Write out all the lines again, precisely as they stand, but without the images.

**** SUPPLIED ENTRIES

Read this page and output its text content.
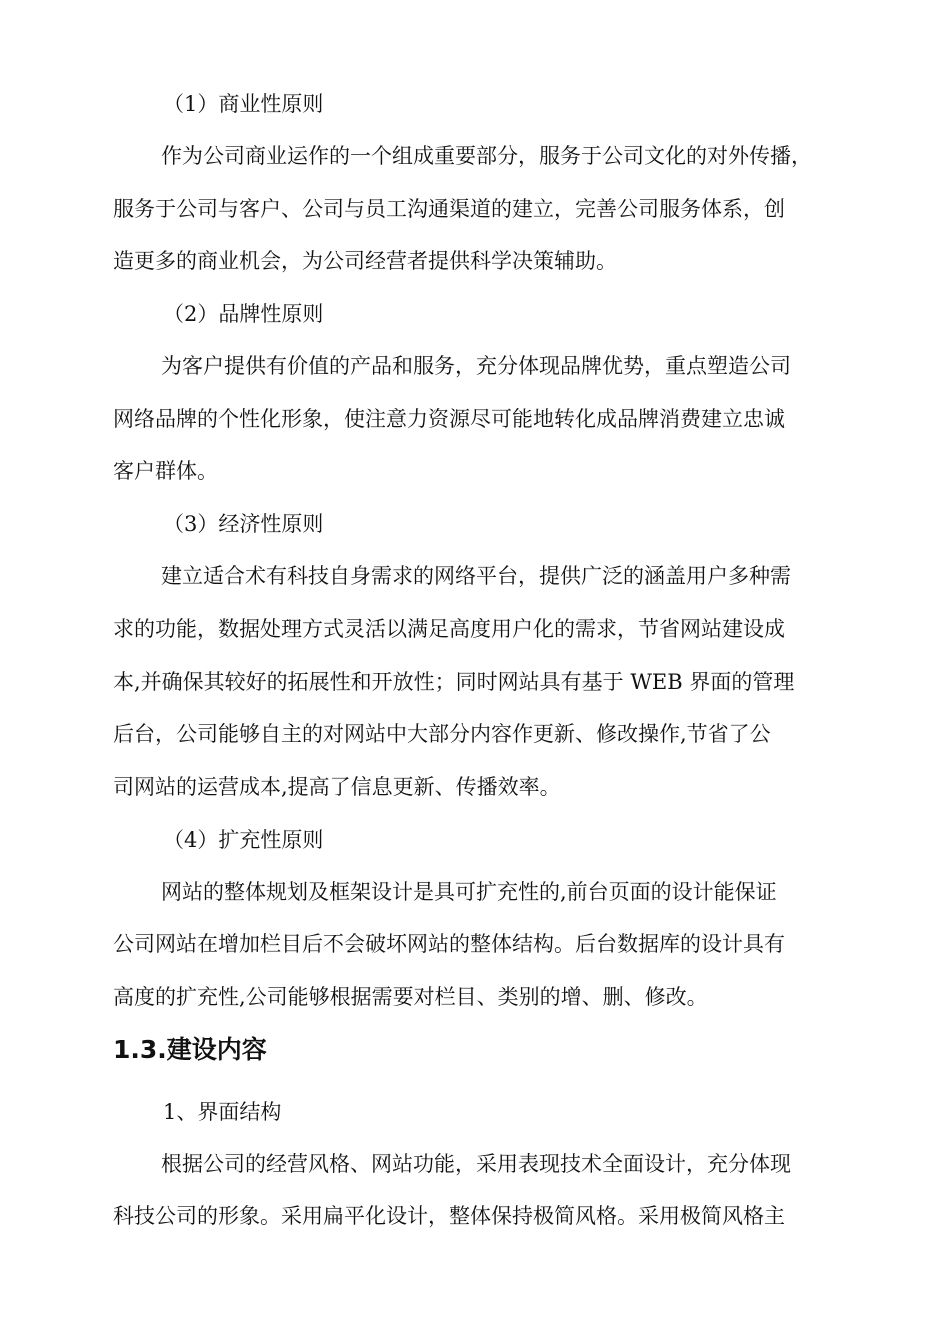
（1）商业性原则
作为公司商业运作的一个组成重要部分，服务于公司文化的对外传播，
服务于公司与客户、公司与员工沟通渠道的建立，完善公司服务体系，创
造更多的商业机会，为公司经营者提供科学决策辅助。
（2）品牌性原则
为客户提供有价值的产品和服务，充分体现品牌优势，重点塑造公司
网络品牌的个性化形象，使注意力资源尽可能地转化成品牌消费建立忠诚
客户群体。
（3）经济性原则
建立适合术有科技自身需求的网络平台，提供广泛的涵盖用户多种需
求的功能，数据处理方式灵活以满足高度用户化的需求，节省网站建设成
本,并确保其较好的拓展性和开放性；同时网站具有基于 WEB 界面的管理
后台，公司能够自主的对网站中大部分内容作更新、修改操作,节省了公
司网站的运营成本,提高了信息更新、传播效率。
（4）扩充性原则
网站的整体规划及框架设计是具可扩充性的,前台页面的设计能保证
公司网站在增加栏目后不会破坏网站的整体结构。后台数据库的设计具有
高度的扩充性,公司能够根据需要对栏目、类别的增、删、修改。
1.3.建设内容
1、界面结构
根据公司的经营风格、网站功能，采用表现技术全面设计，充分体现
科技公司的形象。采用扁平化设计，整体保持极简风格。采用极简风格主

********

→ EXERCISE OUTPUT:
Read this page and output its text content.
（1）商业性原则
作为公司商业运作的一个组成重要部分，服务于公司文化的对外传播，
服务于公司与客户、公司与员工沟通渠道的建立，完善公司服务体系，创
造更多的商业机会，为公司经营者提供科学决策辅助。
（2）品牌性原则
为客户提供有价值的产品和服务，充分体现品牌优势，重点塑造公司
网络品牌的个性化形象，使注意力资源尽可能地转化成品牌消费建立忠诚
客户群体。
（3）经济性原则
建立适合术有科技自身需求的网络平台，提供广泛的涵盖用户多种需
求的功能，数据处理方式灵活以满足高度用户化的需求，节省网站建设成
本,并确保其较好的拓展性和开放性；同时网站具有基于 WEB 界面的管理
后台，公司能够自主的对网站中大部分内容作更新、修改操作,节省了公
司网站的运营成本,提高了信息更新、传播效率。
（4）扩充性原则
网站的整体规划及框架设计是具可扩充性的,前台页面的设计能保证
公司网站在增加栏目后不会破坏网站的整体结构。后台数据库的设计具有
高度的扩充性,公司能够根据需要对栏目、类别的增、删、修改。
1.3.建设内容
1、界面结构
根据公司的经营风格、网站功能，采用表现技术全面设计，充分体现
科技公司的形象。采用扁平化设计，整体保持极简风格。采用极简风格主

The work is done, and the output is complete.